Using the data below, copy each line that includes the word "photo".

---

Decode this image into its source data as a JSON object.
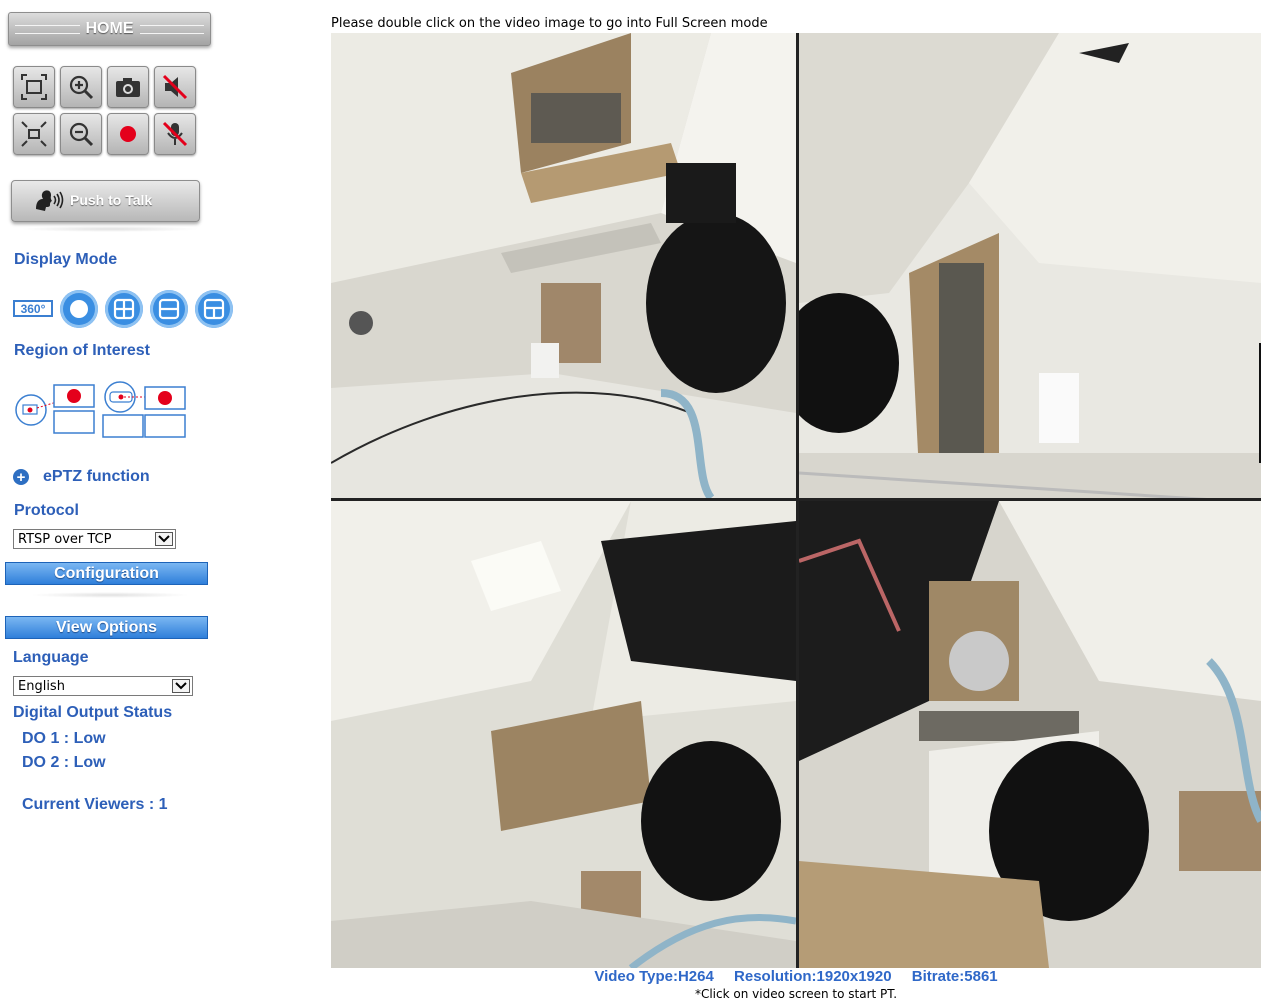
{
  "sidebar": {
    "home_label": "HOME",
    "push_to_talk_label": "Push to Talk",
    "display_mode_title": "Display Mode",
    "badge_360": "360°",
    "region_title": "Region of Interest",
    "eptz_label": "ePTZ function",
    "protocol_title": "Protocol",
    "protocol_value": "RTSP over TCP",
    "configuration_label": "Configuration",
    "view_options_label": "View Options",
    "language_title": "Language",
    "language_value": "English",
    "digital_output_title": "Digital Output Status",
    "do1": "DO 1 : Low",
    "do2": "DO 2 : Low",
    "current_viewers": "Current Viewers : 1"
  },
  "toolbar_icons": [
    "fullscreen-icon",
    "zoom-in-icon",
    "snapshot-icon",
    "mute-speaker-icon",
    "exit-fullscreen-icon",
    "zoom-out-icon",
    "record-icon",
    "mute-microphone-icon"
  ],
  "display_modes": [
    "fisheye-circle-icon",
    "quad-view-icon",
    "dual-panorama-icon",
    "split-view-icon"
  ],
  "video": {
    "notice": "Please double click on the video image to go into Full Screen mode",
    "video_type": "Video Type:H264",
    "resolution": "Resolution:1920x1920",
    "bitrate": "Bitrate:5861",
    "hint": "*Click on video screen to start PT."
  },
  "colors": {
    "accent_blue": "#2d5fb8",
    "button_blue": "#2f7fda",
    "record_red": "#e4001b"
  }
}
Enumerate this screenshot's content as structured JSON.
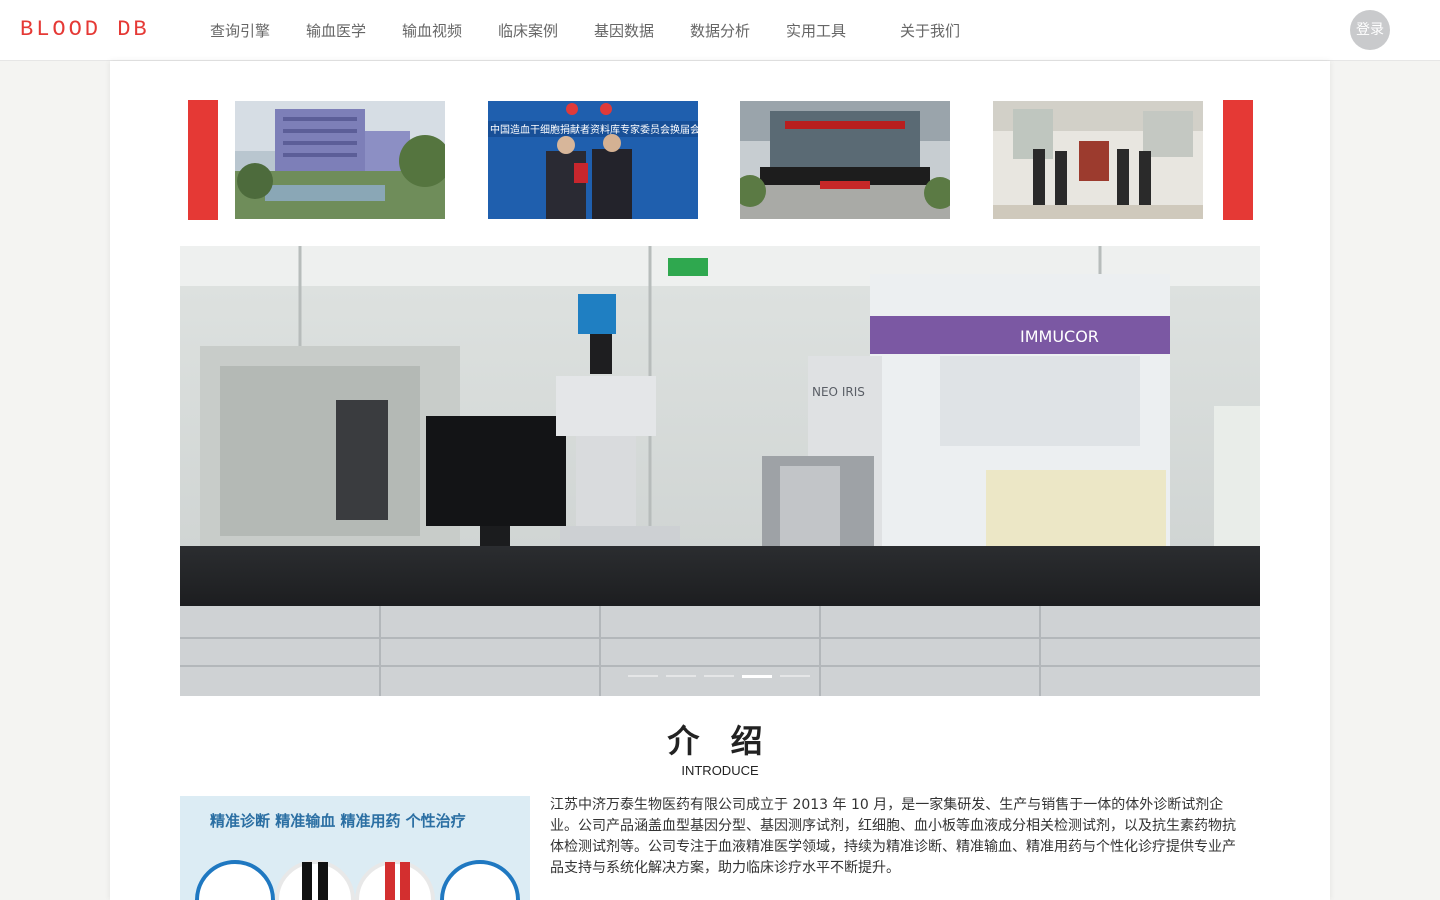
{
  "header": {
    "logo_text": "BLOOD DB",
    "nav": [
      {
        "label": "查询引擎"
      },
      {
        "label": "输血医学"
      },
      {
        "label": "输血视频"
      },
      {
        "label": "临床案例"
      },
      {
        "label": "基因数据"
      },
      {
        "label": "数据分析"
      },
      {
        "label": "实用工具"
      },
      {
        "label": "关于我们"
      }
    ],
    "login_label": "登录"
  },
  "carousel": {
    "thumbnails": [
      {
        "image": "building-exterior-photo"
      },
      {
        "image": "award-ceremony-photo",
        "banner_text": "中国造血干细胞捐献者资料库专家委员会换届会议"
      },
      {
        "image": "group-photo-entrance"
      },
      {
        "image": "group-photo-lobby"
      }
    ],
    "hero_image": "laboratory-equipment-photo",
    "hero_labels": {
      "brand1": "IMMUCOR",
      "brand2": "NEO IRIS"
    },
    "slide_count": 5,
    "active_slide": 4
  },
  "intro": {
    "title": "介 绍",
    "subtitle": "INTRODUCE",
    "image_caption": "精准诊断  精准输血  精准用药  个性治疗",
    "text": "江苏中济万泰生物医药有限公司成立于 2013 年 10 月，是一家集研发、生产与销售于一体的体外诊断试剂企业。公司产品涵盖血型基因分型、基因测序试剂，红细胞、血小板等血液成分相关检测试剂，以及抗生素药物抗体检测试剂等。公司专注于血液精准医学领域，持续为精准诊断、精准输血、精准用药与个性化诊疗提供专业产品支持与系统化解决方案，助力临床诊疗水平不断提升。"
  },
  "colors": {
    "brand_red": "#e53935",
    "nav_text": "#666666",
    "login_bg": "#c9cacc"
  }
}
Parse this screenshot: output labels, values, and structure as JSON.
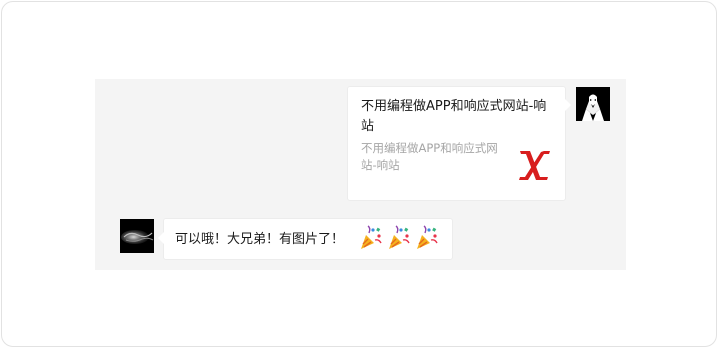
{
  "messages": [
    {
      "side": "right",
      "avatar_icon": "tuxedo-man-avatar-icon",
      "card": {
        "title": "不用编程做APP和响应式网站-响站",
        "description": "不用编程做APP和响应式网站-响站",
        "thumbnail_icon": "red-x-logo-icon",
        "thumbnail_color": "#d81e1e"
      }
    },
    {
      "side": "left",
      "avatar_icon": "dark-smoke-avatar-icon",
      "text": "可以哦！大兄弟！有图片了！",
      "emoji_icons": [
        "party-popper-icon",
        "party-popper-icon",
        "party-popper-icon"
      ]
    }
  ]
}
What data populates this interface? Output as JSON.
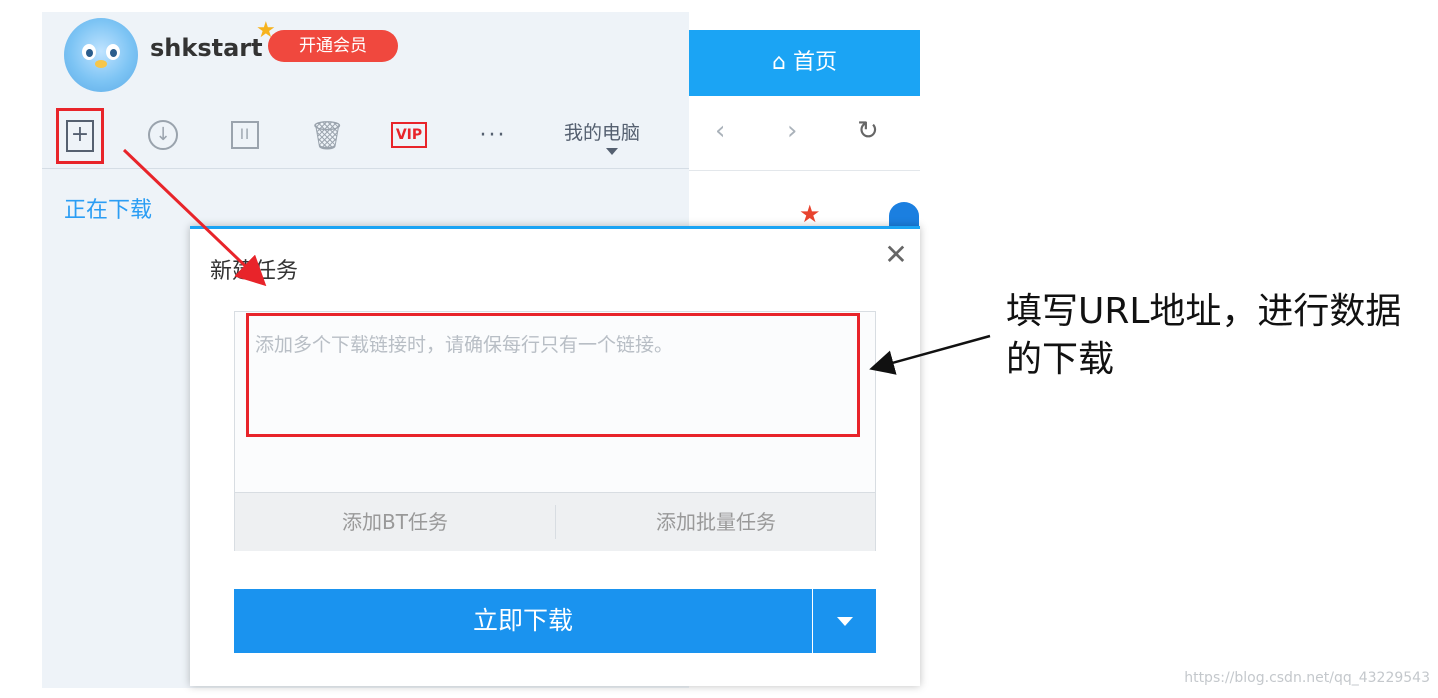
{
  "header": {
    "username": "shkstart",
    "vip_badge": "开通会员",
    "crown_glyph": "★"
  },
  "toolbar": {
    "new_task_glyph": "+",
    "download_glyph": "↓",
    "pause_glyph": "II",
    "delete_glyph": "🗑",
    "vip_label": "VIP",
    "more_glyph": "···",
    "my_computer": "我的电脑"
  },
  "sidebar": {
    "downloading": "正在下载"
  },
  "browser": {
    "home_tab": "⌂ 首页",
    "back_glyph": "‹",
    "forward_glyph": "›",
    "refresh_glyph": "↻"
  },
  "dialog": {
    "title": "新建任务",
    "close_glyph": "✕",
    "url_placeholder": "添加多个下载链接时，请确保每行只有一个链接。",
    "add_bt": "添加BT任务",
    "add_batch": "添加批量任务",
    "download_now": "立即下载"
  },
  "annotation": {
    "text": "填写URL地址，进行数据的下载"
  },
  "watermark": "https://blog.csdn.net/qq_43229543",
  "colors": {
    "accent": "#1ba4f4",
    "highlight": "#e8242a"
  }
}
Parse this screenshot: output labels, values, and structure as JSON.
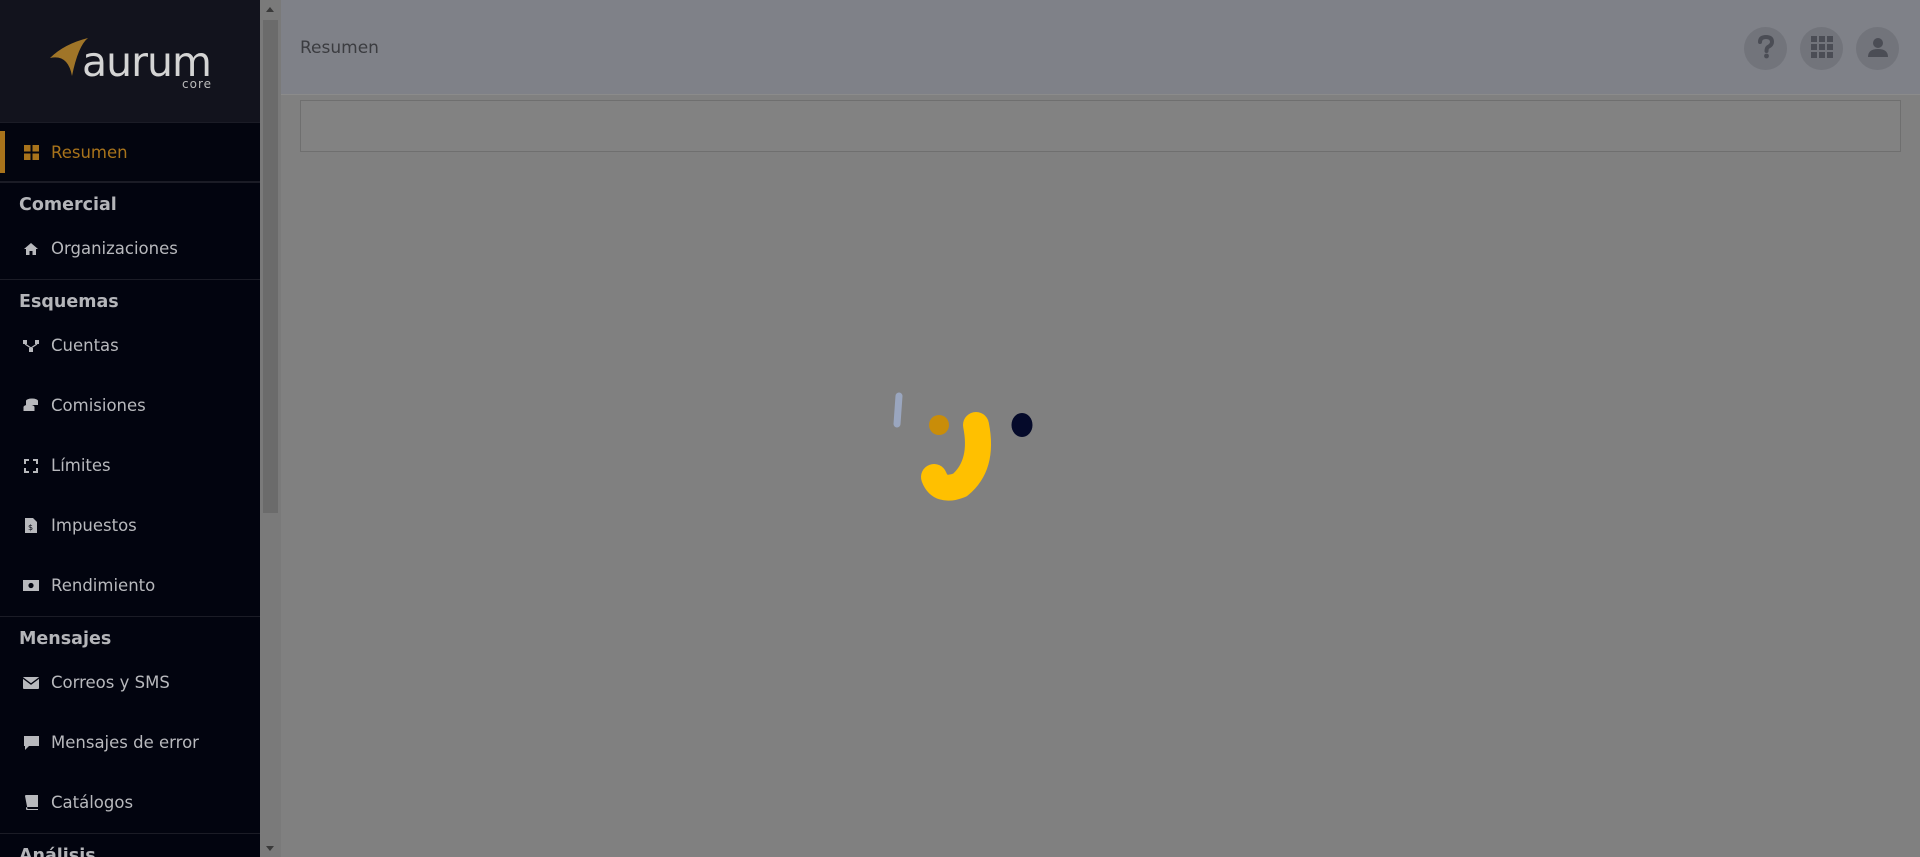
{
  "brand": {
    "name": "aurum",
    "sub": "core"
  },
  "colors": {
    "accent": "#a8731b",
    "sidebar_bg": "#02040f",
    "loader_yellow": "#ffc000",
    "loader_navy": "#050a2a"
  },
  "header": {
    "title": "Resumen"
  },
  "sidebar": {
    "active": {
      "label": "Resumen",
      "icon": "grid-icon"
    },
    "sections": [
      {
        "title": "Comercial",
        "items": [
          {
            "label": "Organizaciones",
            "icon": "home-icon"
          }
        ]
      },
      {
        "title": "Esquemas",
        "items": [
          {
            "label": "Cuentas",
            "icon": "network-icon"
          },
          {
            "label": "Comisiones",
            "icon": "coins-icon"
          },
          {
            "label": "Límites",
            "icon": "expand-icon"
          },
          {
            "label": "Impuestos",
            "icon": "receipt-icon"
          },
          {
            "label": "Rendimiento",
            "icon": "money-icon"
          }
        ]
      },
      {
        "title": "Mensajes",
        "items": [
          {
            "label": "Correos y SMS",
            "icon": "envelope-icon"
          },
          {
            "label": "Mensajes de error",
            "icon": "comment-icon"
          },
          {
            "label": "Catálogos",
            "icon": "book-icon"
          }
        ]
      },
      {
        "title": "Análisis",
        "items": []
      }
    ]
  },
  "header_icons": [
    "help-icon",
    "apps-grid-icon",
    "user-icon"
  ]
}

---

→ OUTPUT OF THE EXERCISE:
        "image": "building-exterior-photo"
        "image": "award-ceremony-photo",
        "image": "group-photo-entrance"
        "image": "group-photo-lobby"
    "hero_image": "laboratory-equipment-photo",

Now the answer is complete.